▶ [Requirements]: Gather, from the data below, each line in which the word "River" occurs.

▶ [Materials provided]:
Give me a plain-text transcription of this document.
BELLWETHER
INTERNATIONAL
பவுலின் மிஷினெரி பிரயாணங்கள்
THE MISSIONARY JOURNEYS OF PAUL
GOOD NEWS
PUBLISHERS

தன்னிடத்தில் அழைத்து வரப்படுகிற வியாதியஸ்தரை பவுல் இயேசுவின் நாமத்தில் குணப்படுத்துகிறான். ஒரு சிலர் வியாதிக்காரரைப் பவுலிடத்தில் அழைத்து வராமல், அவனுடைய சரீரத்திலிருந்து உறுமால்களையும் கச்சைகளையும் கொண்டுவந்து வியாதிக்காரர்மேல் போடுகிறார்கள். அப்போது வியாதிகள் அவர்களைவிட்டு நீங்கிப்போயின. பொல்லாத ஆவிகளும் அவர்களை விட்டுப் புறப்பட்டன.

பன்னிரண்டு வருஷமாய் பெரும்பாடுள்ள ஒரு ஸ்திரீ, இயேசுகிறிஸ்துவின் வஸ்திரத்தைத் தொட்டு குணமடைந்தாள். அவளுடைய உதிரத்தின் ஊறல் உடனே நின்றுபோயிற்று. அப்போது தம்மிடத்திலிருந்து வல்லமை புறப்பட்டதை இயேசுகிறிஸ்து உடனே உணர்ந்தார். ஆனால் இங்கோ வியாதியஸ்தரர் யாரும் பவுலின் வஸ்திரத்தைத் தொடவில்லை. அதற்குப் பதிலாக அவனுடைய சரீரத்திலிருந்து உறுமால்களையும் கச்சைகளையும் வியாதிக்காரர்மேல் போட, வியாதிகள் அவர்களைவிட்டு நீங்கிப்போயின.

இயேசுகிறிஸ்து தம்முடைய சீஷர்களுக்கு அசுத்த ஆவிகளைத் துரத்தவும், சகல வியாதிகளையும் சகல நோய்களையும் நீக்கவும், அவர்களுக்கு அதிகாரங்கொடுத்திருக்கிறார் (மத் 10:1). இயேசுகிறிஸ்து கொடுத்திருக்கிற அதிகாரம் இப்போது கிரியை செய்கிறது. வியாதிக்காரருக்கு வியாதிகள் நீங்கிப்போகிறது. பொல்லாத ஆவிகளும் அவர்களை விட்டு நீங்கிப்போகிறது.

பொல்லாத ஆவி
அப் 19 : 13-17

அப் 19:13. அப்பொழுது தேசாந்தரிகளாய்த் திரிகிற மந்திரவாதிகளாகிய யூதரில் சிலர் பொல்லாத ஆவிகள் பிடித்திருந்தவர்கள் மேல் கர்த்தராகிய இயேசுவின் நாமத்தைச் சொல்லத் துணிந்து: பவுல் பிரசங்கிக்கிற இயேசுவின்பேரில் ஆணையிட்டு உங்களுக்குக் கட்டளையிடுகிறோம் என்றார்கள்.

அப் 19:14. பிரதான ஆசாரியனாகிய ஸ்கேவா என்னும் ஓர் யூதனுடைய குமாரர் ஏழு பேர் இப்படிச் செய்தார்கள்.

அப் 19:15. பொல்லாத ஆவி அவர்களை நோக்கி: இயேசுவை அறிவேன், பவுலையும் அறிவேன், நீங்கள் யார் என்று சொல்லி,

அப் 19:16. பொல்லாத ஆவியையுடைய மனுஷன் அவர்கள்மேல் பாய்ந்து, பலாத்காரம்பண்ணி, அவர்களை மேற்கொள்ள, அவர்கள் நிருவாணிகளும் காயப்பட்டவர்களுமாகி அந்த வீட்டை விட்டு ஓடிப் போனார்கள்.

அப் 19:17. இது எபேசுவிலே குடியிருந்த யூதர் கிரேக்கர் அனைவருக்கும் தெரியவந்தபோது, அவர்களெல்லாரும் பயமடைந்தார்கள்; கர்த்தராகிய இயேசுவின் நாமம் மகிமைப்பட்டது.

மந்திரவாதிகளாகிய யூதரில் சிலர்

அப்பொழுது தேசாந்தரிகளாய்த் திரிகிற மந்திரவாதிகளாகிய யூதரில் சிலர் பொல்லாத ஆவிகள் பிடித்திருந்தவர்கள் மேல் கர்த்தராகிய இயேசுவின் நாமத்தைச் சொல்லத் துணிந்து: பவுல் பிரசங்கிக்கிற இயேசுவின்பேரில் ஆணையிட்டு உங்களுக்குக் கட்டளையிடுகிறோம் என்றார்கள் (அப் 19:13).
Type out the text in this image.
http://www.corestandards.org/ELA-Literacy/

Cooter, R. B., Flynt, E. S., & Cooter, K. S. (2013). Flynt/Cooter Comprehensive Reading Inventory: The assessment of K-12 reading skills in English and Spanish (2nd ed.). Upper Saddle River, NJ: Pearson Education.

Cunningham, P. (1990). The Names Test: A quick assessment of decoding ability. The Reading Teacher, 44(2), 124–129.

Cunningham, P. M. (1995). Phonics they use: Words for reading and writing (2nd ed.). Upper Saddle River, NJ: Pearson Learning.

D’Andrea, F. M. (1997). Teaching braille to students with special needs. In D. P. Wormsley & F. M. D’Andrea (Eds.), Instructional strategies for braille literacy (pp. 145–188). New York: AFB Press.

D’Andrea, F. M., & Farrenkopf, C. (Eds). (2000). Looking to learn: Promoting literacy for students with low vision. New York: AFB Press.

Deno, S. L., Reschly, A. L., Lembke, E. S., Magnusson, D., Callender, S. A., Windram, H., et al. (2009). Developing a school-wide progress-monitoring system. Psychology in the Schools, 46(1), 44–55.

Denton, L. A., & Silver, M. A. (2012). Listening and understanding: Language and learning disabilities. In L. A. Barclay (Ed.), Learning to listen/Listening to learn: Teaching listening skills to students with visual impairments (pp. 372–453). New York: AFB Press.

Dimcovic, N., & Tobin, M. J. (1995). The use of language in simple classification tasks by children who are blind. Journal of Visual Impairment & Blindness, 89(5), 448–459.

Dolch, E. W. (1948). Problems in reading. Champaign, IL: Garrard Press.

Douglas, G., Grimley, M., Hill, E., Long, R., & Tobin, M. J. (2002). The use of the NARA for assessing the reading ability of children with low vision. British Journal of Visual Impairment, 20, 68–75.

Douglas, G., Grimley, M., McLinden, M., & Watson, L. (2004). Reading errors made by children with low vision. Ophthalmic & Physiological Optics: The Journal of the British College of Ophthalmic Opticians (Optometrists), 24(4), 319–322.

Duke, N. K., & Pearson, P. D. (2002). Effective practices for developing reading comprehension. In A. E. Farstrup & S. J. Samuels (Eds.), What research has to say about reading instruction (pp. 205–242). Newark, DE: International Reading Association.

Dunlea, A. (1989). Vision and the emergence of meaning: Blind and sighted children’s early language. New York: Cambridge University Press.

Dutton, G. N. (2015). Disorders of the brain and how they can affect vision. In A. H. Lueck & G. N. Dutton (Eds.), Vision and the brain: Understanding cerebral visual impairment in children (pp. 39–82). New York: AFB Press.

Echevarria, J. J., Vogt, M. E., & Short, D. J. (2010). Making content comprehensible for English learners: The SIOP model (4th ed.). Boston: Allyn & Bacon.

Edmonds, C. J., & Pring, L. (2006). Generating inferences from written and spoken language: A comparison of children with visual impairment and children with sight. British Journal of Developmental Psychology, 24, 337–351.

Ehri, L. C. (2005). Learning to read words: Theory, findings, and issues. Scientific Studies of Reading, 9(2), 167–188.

▶ [Finished task]:
Cooter, R. B., Flynt, E. S., & Cooter, K. S. (2013). Flynt/Cooter Comprehensive Reading Inventory: The assessment of K-12 reading skills in English and Spanish (2nd ed.). Upper Saddle River, NJ: Pearson Education.
Cunningham, P. M. (1995). Phonics they use: Words for reading and writing (2nd ed.). Upper Saddle River, NJ: Pearson Learning.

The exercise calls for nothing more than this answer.